**What is needed:**
Scan the listing below and copy every line holding "Johnson".

******************************

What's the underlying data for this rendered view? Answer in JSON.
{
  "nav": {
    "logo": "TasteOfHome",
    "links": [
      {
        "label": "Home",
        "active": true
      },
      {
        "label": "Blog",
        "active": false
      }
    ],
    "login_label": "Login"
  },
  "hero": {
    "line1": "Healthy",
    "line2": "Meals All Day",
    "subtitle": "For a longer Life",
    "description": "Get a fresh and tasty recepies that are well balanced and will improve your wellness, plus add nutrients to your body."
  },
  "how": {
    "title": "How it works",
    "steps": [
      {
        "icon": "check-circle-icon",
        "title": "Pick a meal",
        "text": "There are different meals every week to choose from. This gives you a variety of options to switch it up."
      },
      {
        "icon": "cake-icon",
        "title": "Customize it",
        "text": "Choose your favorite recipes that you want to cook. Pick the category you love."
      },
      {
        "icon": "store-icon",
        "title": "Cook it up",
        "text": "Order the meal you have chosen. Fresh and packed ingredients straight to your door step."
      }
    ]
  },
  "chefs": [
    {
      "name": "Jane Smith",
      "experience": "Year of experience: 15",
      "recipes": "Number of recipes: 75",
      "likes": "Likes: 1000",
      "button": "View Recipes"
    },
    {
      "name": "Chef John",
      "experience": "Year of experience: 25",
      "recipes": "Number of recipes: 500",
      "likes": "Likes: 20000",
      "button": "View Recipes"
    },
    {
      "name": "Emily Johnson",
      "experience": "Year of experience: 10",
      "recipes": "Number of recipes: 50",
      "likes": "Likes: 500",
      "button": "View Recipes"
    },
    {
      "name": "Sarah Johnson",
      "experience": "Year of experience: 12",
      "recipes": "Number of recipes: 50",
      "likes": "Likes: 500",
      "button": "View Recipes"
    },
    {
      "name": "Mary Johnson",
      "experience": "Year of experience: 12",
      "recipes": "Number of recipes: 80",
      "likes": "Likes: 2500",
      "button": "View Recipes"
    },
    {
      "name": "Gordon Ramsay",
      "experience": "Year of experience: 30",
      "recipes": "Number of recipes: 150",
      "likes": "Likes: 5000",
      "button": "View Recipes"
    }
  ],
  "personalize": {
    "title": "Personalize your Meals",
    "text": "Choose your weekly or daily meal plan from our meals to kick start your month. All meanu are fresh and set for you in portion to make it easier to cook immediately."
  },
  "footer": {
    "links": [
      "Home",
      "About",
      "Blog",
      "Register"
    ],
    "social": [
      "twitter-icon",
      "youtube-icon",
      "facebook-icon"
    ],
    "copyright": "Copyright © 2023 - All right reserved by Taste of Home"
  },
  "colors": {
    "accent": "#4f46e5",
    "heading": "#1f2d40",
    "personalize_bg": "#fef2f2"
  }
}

******************************

**Output:**
      "name": "Emily Johnson",
      "name": "Sarah Johnson",
      "name": "Mary Johnson",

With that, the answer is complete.